● **Request**: Output the material beneath this task exactly, images excluded.

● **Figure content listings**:

-=-=-=-=-

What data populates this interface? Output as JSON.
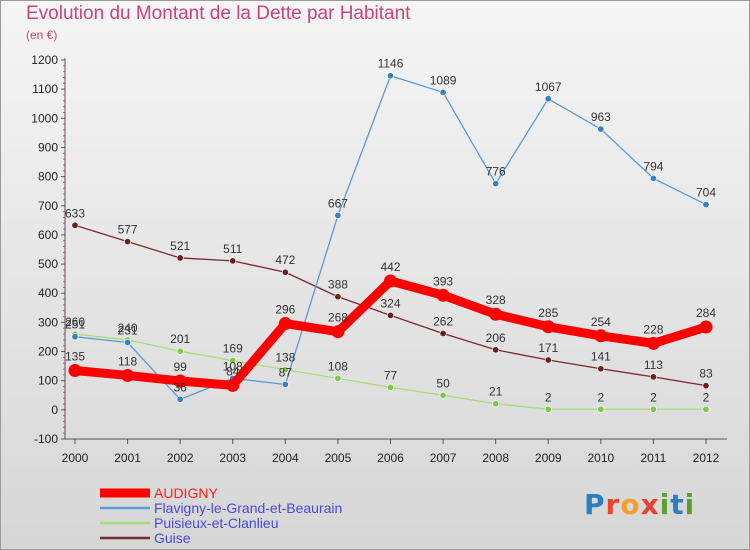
{
  "title": "Evolution du Montant de la Dette par Habitant",
  "unit": "(en €)",
  "logo": {
    "text": "Proxiti",
    "letters": [
      "P",
      "r",
      "o",
      "x",
      "i",
      "t",
      "i"
    ],
    "colors": [
      "#2d7fc1",
      "#e8442d",
      "#f0a02a",
      "#e8442d",
      "#5aa02c",
      "#2d7fc1",
      "#5aa02c"
    ]
  },
  "chart_data": {
    "type": "line",
    "title": "Evolution du Montant de la Dette par Habitant",
    "ylabel": "(en €)",
    "ylim": [
      -100,
      1200
    ],
    "yticks": [
      -100,
      0,
      100,
      200,
      300,
      400,
      500,
      600,
      700,
      800,
      900,
      1000,
      1100,
      1200
    ],
    "x": [
      "2000",
      "2001",
      "2002",
      "2003",
      "2004",
      "2005",
      "2006",
      "2007",
      "2008",
      "2009",
      "2010",
      "2011",
      "2012"
    ],
    "grid": false,
    "legend_position": "bottom-left",
    "series": [
      {
        "name": "Guise",
        "color": "#7a2a2a",
        "marker": "#6b2020",
        "values": [
          633,
          577,
          521,
          511,
          472,
          388,
          324,
          262,
          206,
          171,
          141,
          113,
          83
        ]
      },
      {
        "name": "Puisieux-et-Clanlieu",
        "color": "#a8dc78",
        "marker": "#7ec84a",
        "values": [
          260,
          240,
          201,
          169,
          138,
          108,
          77,
          50,
          21,
          2,
          2,
          2,
          2
        ]
      },
      {
        "name": "Flavigny-le-Grand-et-Beaurain",
        "color": "#5b9bd5",
        "marker": "#3a7fc0",
        "values": [
          251,
          231,
          36,
          108,
          87,
          667,
          1146,
          1089,
          776,
          1067,
          963,
          794,
          704
        ]
      },
      {
        "name": "AUDIGNY",
        "color": "#ff0000",
        "marker": "#ff0000",
        "values": [
          135,
          118,
          99,
          84,
          296,
          268,
          442,
          393,
          328,
          285,
          254,
          228,
          284
        ]
      }
    ]
  }
}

-=-=-=-=-

● **Full solution**:
What data populates this interface? Output as JSON.
{
  "title": "Evolution du Montant de la Dette par Habitant",
  "unit": "(en €)",
  "logo": {
    "text": "Proxiti",
    "letters": [
      "P",
      "r",
      "o",
      "x",
      "i",
      "t",
      "i"
    ],
    "colors": [
      "#2d7fc1",
      "#e8442d",
      "#f0a02a",
      "#e8442d",
      "#5aa02c",
      "#2d7fc1",
      "#5aa02c"
    ]
  },
  "chart_data": {
    "type": "line",
    "title": "Evolution du Montant de la Dette par Habitant",
    "ylabel": "(en €)",
    "ylim": [
      -100,
      1200
    ],
    "yticks": [
      -100,
      0,
      100,
      200,
      300,
      400,
      500,
      600,
      700,
      800,
      900,
      1000,
      1100,
      1200
    ],
    "x": [
      "2000",
      "2001",
      "2002",
      "2003",
      "2004",
      "2005",
      "2006",
      "2007",
      "2008",
      "2009",
      "2010",
      "2011",
      "2012"
    ],
    "grid": false,
    "legend_position": "bottom-left",
    "series": [
      {
        "name": "Guise",
        "color": "#7a2a2a",
        "marker": "#6b2020",
        "values": [
          633,
          577,
          521,
          511,
          472,
          388,
          324,
          262,
          206,
          171,
          141,
          113,
          83
        ]
      },
      {
        "name": "Puisieux-et-Clanlieu",
        "color": "#a8dc78",
        "marker": "#7ec84a",
        "values": [
          260,
          240,
          201,
          169,
          138,
          108,
          77,
          50,
          21,
          2,
          2,
          2,
          2
        ]
      },
      {
        "name": "Flavigny-le-Grand-et-Beaurain",
        "color": "#5b9bd5",
        "marker": "#3a7fc0",
        "values": [
          251,
          231,
          36,
          108,
          87,
          667,
          1146,
          1089,
          776,
          1067,
          963,
          794,
          704
        ]
      },
      {
        "name": "AUDIGNY",
        "color": "#ff0000",
        "marker": "#ff0000",
        "values": [
          135,
          118,
          99,
          84,
          296,
          268,
          442,
          393,
          328,
          285,
          254,
          228,
          284
        ]
      }
    ]
  }
}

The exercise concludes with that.